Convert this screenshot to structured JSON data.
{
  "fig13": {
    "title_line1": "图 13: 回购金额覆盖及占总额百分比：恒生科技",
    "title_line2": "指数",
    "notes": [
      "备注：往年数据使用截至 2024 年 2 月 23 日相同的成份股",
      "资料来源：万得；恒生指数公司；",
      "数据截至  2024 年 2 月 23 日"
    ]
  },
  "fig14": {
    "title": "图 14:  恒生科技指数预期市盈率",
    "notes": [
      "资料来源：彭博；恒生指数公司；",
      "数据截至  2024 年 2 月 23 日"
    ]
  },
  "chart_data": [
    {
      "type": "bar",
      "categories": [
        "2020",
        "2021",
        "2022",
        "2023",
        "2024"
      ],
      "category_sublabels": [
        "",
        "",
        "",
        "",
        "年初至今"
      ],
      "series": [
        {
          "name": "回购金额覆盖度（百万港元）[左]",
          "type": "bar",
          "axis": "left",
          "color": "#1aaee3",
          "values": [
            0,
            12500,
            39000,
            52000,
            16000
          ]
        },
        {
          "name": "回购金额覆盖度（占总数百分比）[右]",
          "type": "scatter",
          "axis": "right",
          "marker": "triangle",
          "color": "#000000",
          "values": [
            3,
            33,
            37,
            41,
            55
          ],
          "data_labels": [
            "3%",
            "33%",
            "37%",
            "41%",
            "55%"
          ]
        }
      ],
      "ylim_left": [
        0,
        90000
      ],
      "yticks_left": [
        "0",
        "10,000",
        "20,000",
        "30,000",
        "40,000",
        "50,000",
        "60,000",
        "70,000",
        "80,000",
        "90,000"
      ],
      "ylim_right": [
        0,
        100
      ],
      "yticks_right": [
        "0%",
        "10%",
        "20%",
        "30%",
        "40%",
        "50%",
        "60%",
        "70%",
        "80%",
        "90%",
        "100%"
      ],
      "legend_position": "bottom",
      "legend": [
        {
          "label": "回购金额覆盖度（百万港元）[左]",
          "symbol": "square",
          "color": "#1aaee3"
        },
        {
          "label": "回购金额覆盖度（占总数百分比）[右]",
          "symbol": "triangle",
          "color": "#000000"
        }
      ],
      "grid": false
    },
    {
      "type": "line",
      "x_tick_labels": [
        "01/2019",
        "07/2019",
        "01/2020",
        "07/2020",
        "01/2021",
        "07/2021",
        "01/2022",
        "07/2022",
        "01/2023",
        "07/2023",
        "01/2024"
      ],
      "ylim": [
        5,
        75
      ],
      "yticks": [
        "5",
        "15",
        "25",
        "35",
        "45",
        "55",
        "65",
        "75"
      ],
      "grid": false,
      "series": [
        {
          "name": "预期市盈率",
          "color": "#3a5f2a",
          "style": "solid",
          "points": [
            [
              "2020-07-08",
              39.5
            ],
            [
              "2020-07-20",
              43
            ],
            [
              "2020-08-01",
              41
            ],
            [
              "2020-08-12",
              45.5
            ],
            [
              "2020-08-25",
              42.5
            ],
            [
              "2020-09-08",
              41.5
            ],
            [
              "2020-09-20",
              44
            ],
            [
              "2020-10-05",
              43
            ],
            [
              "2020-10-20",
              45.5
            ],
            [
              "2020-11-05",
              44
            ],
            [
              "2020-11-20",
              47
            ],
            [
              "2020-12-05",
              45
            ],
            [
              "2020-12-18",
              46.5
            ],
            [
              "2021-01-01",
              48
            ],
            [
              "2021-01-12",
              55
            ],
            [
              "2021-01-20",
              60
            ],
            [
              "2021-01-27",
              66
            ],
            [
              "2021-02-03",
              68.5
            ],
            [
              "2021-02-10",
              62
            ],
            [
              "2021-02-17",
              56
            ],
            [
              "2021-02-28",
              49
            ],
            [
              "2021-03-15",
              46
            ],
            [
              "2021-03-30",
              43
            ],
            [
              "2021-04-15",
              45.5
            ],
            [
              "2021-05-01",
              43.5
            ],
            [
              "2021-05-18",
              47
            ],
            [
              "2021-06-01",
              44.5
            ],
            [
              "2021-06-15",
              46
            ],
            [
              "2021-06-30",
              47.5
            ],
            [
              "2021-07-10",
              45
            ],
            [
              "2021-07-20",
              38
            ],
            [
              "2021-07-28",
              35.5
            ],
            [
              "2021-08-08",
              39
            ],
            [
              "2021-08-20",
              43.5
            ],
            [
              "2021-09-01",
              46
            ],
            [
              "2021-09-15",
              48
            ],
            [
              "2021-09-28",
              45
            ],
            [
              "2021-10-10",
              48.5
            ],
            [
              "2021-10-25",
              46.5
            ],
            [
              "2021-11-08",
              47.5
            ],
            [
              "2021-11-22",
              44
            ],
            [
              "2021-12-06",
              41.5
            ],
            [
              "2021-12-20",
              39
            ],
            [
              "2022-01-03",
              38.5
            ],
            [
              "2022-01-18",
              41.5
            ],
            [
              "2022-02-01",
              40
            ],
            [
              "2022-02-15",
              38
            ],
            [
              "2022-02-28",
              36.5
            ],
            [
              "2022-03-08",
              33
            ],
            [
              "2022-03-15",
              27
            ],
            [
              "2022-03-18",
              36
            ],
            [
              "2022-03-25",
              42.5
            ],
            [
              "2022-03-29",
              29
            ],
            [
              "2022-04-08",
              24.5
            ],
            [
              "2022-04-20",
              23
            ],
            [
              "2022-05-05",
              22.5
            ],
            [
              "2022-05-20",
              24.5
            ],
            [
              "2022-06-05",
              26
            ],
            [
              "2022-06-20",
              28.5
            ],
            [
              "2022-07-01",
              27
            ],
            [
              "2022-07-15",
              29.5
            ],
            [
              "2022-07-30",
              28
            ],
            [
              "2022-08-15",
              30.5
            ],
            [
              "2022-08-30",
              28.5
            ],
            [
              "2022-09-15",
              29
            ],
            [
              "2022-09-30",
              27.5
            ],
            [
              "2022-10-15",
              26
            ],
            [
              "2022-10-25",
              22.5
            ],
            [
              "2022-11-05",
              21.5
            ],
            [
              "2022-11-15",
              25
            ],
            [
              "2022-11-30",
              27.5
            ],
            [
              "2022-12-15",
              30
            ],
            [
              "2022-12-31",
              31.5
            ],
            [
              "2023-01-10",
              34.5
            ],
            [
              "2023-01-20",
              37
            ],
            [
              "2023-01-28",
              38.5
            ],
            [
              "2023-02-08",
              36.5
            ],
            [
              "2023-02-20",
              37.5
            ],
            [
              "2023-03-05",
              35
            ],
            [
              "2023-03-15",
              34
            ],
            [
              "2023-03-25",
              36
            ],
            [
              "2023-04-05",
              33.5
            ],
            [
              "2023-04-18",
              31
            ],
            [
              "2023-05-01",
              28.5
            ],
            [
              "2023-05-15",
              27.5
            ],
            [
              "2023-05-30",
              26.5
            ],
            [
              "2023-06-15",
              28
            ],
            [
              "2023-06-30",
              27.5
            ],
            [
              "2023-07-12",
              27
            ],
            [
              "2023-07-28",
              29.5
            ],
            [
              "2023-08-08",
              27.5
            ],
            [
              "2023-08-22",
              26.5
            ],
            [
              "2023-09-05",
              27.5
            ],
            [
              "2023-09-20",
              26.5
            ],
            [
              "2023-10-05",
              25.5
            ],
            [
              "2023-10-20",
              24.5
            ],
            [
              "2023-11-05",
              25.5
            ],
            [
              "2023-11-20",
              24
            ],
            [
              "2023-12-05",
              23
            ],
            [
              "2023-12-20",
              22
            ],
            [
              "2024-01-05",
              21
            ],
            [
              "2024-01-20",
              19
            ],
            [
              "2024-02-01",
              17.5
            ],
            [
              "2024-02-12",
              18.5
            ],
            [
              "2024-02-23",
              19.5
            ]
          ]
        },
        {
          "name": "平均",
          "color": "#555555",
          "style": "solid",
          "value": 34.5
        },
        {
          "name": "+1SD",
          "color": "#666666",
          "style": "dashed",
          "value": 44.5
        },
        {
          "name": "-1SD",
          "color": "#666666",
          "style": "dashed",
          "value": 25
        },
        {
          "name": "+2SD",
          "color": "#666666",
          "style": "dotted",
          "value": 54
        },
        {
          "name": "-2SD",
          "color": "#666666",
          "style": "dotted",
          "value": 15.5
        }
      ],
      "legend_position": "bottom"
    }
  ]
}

(Problem statement):
Select every line above that contains the word "bottom", and copy it.

(Answer to the task):
      "legend_position": "bottom",
      "legend_position": "bottom"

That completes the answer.